Extracted records ▸
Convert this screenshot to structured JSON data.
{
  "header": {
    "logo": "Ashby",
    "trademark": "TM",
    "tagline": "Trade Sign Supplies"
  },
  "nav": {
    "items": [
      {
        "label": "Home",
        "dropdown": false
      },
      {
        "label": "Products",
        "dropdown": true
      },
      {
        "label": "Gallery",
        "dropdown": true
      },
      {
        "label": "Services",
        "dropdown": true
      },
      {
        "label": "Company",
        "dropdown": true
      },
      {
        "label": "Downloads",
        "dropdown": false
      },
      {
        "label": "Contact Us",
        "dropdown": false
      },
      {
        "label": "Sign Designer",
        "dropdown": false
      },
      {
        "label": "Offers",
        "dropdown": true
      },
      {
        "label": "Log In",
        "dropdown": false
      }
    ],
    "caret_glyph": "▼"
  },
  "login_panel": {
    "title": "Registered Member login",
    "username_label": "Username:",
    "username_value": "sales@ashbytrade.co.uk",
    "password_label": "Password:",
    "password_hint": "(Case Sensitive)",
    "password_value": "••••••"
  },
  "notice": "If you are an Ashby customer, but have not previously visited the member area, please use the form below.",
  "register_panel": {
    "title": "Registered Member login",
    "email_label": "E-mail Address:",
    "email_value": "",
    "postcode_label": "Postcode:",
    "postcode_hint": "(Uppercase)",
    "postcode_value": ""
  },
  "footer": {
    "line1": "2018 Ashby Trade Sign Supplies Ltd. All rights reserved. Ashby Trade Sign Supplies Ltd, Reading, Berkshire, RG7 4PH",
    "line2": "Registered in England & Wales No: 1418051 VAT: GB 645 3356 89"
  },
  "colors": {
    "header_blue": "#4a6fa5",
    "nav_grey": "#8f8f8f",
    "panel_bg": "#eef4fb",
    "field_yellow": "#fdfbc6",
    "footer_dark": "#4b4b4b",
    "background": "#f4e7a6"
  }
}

Set task ▸ Scan the data above; copy every line where "Supplies" appears.

Solution to this task ▸
    "tagline": "Trade Sign Supplies"
    "line1": "2018 Ashby Trade Sign Supplies Ltd. All rights reserved. Ashby Trade Sign Supplies Ltd, Reading, Berkshire, RG7 4PH",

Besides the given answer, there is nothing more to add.